-- Begin ENTRIES --

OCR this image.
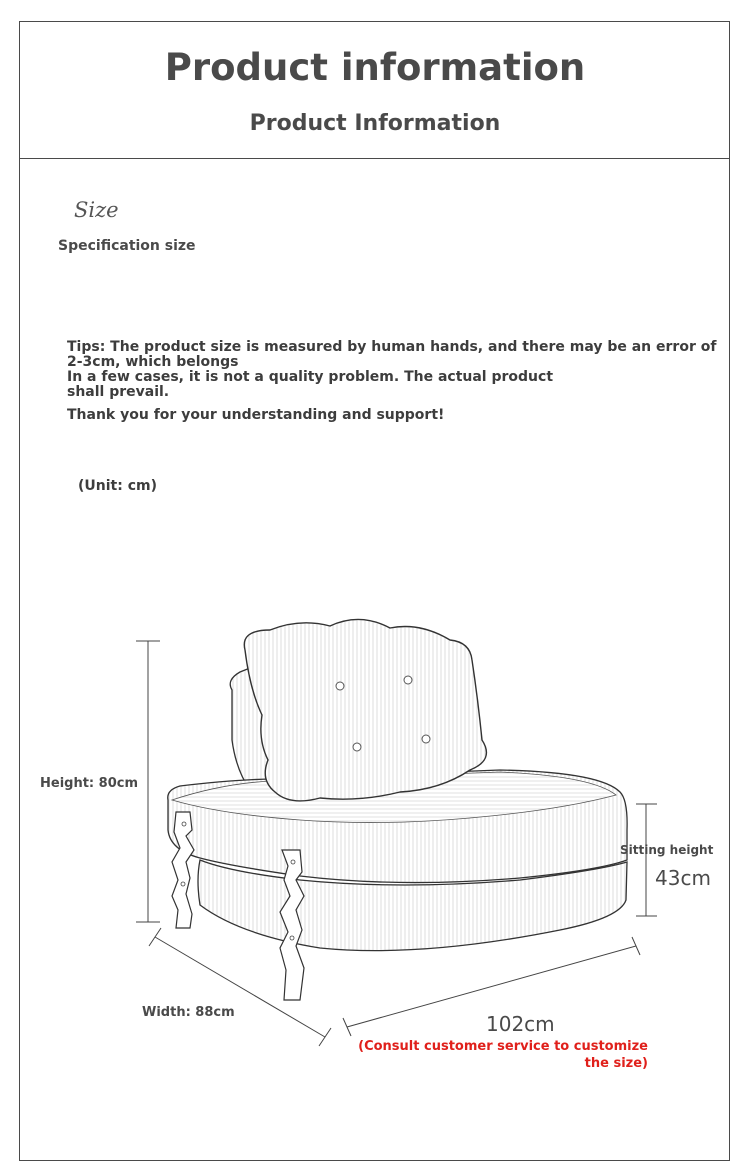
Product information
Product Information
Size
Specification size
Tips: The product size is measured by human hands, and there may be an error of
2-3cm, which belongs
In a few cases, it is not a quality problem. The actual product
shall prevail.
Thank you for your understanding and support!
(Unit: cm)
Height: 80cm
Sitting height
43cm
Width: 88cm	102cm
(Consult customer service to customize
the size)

-- End ENTRIES --
-- Begin ENTRIES --

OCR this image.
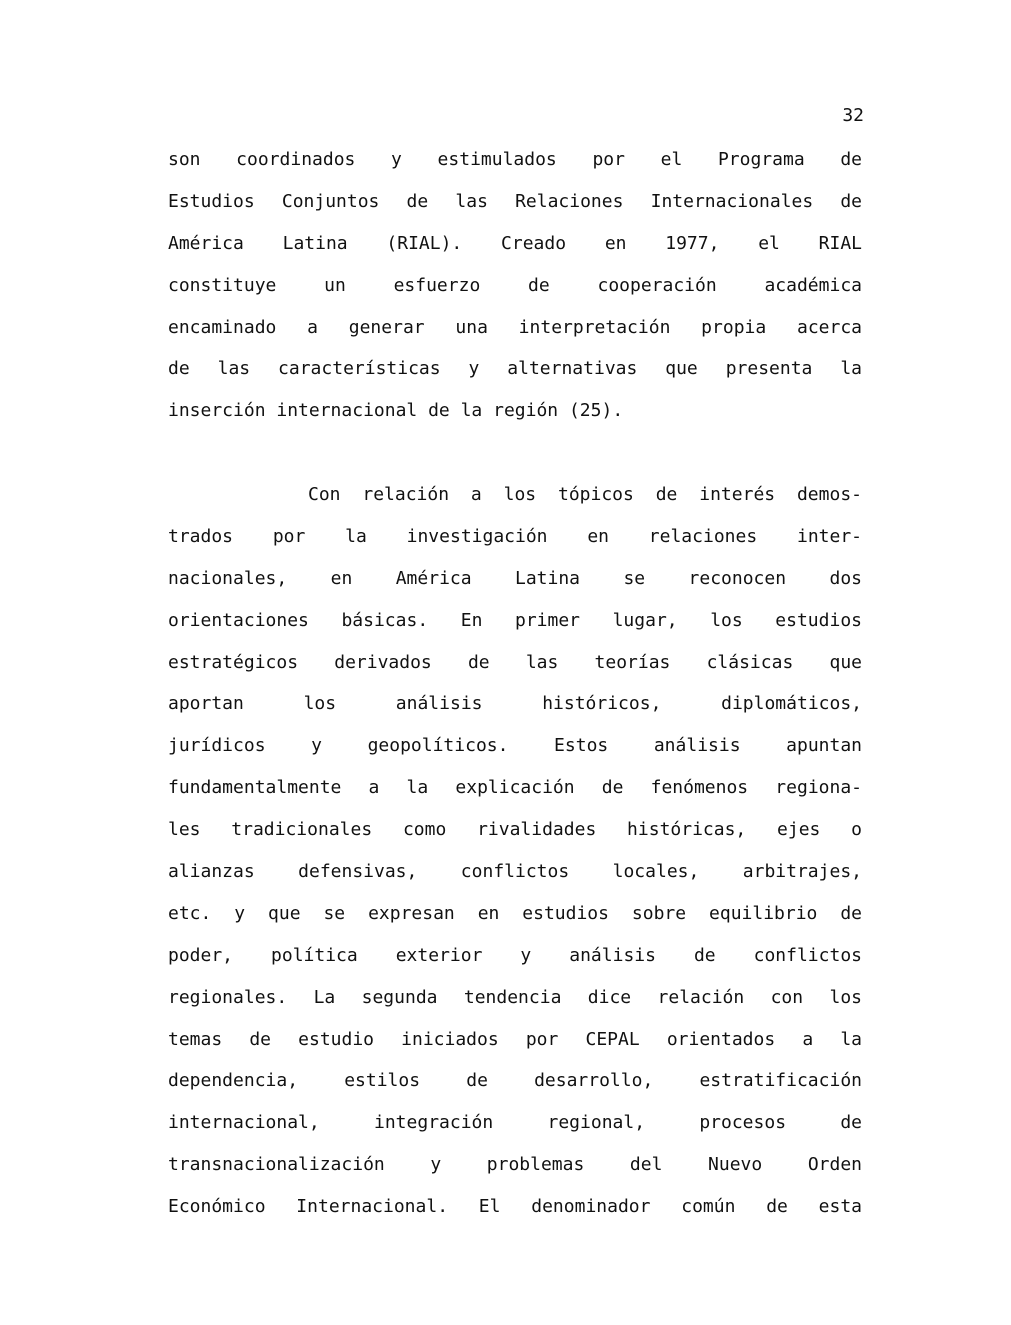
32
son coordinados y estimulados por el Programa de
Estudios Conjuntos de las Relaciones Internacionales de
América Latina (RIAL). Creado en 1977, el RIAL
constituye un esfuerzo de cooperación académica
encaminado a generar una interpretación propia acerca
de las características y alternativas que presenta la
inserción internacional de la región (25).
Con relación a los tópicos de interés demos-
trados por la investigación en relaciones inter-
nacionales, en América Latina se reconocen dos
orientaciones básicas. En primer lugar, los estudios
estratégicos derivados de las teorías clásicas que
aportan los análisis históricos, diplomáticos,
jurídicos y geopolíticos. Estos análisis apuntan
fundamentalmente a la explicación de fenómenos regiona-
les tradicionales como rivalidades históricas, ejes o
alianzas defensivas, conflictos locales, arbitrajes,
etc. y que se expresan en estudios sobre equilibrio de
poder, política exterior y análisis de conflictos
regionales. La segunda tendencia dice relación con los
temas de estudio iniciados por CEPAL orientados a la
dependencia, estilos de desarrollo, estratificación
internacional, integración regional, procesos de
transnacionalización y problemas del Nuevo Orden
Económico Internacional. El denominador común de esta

-- End ENTRIES --

◆ WRITTEN TASK ◆
In the listing above, find each line with the word "análisis" and copy it.

◆ TASK SOLUTION ◆
aportan los análisis históricos, diplomáticos,
jurídicos y geopolíticos. Estos análisis apuntan
poder, política exterior y análisis de conflictos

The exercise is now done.